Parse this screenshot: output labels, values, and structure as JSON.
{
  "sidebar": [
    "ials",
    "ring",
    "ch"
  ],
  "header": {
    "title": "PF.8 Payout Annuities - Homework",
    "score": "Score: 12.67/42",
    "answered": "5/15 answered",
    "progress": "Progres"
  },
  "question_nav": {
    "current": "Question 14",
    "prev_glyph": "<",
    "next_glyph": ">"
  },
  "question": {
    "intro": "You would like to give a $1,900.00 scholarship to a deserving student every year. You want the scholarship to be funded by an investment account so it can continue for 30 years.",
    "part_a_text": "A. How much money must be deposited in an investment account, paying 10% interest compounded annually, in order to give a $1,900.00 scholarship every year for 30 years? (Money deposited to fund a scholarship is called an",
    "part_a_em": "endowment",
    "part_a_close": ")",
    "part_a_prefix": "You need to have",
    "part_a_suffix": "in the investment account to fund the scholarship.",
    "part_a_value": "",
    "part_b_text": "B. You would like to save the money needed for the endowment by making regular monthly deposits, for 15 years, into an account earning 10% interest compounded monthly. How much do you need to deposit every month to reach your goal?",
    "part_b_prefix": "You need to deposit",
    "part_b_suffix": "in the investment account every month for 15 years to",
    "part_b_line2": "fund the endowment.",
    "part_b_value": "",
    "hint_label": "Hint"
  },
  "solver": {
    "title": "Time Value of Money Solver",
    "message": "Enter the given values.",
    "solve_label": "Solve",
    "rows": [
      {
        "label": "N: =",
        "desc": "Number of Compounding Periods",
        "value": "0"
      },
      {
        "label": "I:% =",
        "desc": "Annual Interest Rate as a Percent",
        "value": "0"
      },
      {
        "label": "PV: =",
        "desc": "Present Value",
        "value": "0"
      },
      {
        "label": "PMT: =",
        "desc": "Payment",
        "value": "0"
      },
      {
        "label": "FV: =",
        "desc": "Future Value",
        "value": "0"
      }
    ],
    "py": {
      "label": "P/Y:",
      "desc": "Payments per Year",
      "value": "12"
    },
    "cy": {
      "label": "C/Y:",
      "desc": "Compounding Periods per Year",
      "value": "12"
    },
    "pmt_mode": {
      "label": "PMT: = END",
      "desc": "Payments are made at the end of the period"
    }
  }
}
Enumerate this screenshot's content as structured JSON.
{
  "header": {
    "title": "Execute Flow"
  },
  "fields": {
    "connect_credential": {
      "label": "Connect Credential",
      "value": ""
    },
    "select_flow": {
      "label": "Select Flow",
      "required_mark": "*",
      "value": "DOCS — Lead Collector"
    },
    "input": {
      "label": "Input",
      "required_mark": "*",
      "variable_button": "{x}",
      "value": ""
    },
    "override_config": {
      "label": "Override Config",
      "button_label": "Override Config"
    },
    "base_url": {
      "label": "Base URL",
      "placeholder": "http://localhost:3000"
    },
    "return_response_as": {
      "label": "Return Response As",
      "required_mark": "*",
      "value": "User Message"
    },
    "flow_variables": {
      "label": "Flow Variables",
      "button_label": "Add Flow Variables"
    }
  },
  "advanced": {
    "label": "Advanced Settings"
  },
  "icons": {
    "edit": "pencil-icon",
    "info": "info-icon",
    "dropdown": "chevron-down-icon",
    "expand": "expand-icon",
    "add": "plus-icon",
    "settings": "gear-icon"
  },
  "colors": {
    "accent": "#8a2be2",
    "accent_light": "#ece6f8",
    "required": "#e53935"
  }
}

● EXERCISE DETAILS:
The lines above should be duplicated exactly.

● WRITTEN ANSWER:
Parse this screenshot: output labels, values, and structure as JSON.
{
  "sidebar": [
    "ials",
    "ring",
    "ch"
  ],
  "header": {
    "title": "PF.8 Payout Annuities - Homework",
    "score": "Score: 12.67/42",
    "answered": "5/15 answered",
    "progress": "Progres"
  },
  "question_nav": {
    "current": "Question 14",
    "prev_glyph": "<",
    "next_glyph": ">"
  },
  "question": {
    "intro": "You would like to give a $1,900.00 scholarship to a deserving student every year. You want the scholarship to be funded by an investment account so it can continue for 30 years.",
    "part_a_text": "A. How much money must be deposited in an investment account, paying 10% interest compounded annually, in order to give a $1,900.00 scholarship every year for 30 years? (Money deposited to fund a scholarship is called an",
    "part_a_em": "endowment",
    "part_a_close": ")",
    "part_a_prefix": "You need to have",
    "part_a_suffix": "in the investment account to fund the scholarship.",
    "part_a_value": "",
    "part_b_text": "B. You would like to save the money needed for the endowment by making regular monthly deposits, for 15 years, into an account earning 10% interest compounded monthly. How much do you need to deposit every month to reach your goal?",
    "part_b_prefix": "You need to deposit",
    "part_b_suffix": "in the investment account every month for 15 years to",
    "part_b_line2": "fund the endowment.",
    "part_b_value": "",
    "hint_label": "Hint"
  },
  "solver": {
    "title": "Time Value of Money Solver",
    "message": "Enter the given values.",
    "solve_label": "Solve",
    "rows": [
      {
        "label": "N: =",
        "desc": "Number of Compounding Periods",
        "value": "0"
      },
      {
        "label": "I:% =",
        "desc": "Annual Interest Rate as a Percent",
        "value": "0"
      },
      {
        "label": "PV: =",
        "desc": "Present Value",
        "value": "0"
      },
      {
        "label": "PMT: =",
        "desc": "Payment",
        "value": "0"
      },
      {
        "label": "FV: =",
        "desc": "Future Value",
        "value": "0"
      }
    ],
    "py": {
      "label": "P/Y:",
      "desc": "Payments per Year",
      "value": "12"
    },
    "cy": {
      "label": "C/Y:",
      "desc": "Compounding Periods per Year",
      "value": "12"
    },
    "pmt_mode": {
      "label": "PMT: = END",
      "desc": "Payments are made at the end of the period"
    }
  }
}
Enumerate this screenshot's content as structured JSON.
{
  "header": {
    "title": "Execute Flow"
  },
  "fields": {
    "connect_credential": {
      "label": "Connect Credential",
      "value": ""
    },
    "select_flow": {
      "label": "Select Flow",
      "required_mark": "*",
      "value": "DOCS — Lead Collector"
    },
    "input": {
      "label": "Input",
      "required_mark": "*",
      "variable_button": "{x}",
      "value": ""
    },
    "override_config": {
      "label": "Override Config",
      "button_label": "Override Config"
    },
    "base_url": {
      "label": "Base URL",
      "placeholder": "http://localhost:3000"
    },
    "return_response_as": {
      "label": "Return Response As",
      "required_mark": "*",
      "value": "User Message"
    },
    "flow_variables": {
      "label": "Flow Variables",
      "button_label": "Add Flow Variables"
    }
  },
  "advanced": {
    "label": "Advanced Settings"
  },
  "icons": {
    "edit": "pencil-icon",
    "info": "info-icon",
    "dropdown": "chevron-down-icon",
    "expand": "expand-icon",
    "add": "plus-icon",
    "settings": "gear-icon"
  },
  "colors": {
    "accent": "#8a2be2",
    "accent_light": "#ece6f8",
    "required": "#e53935"
  }
}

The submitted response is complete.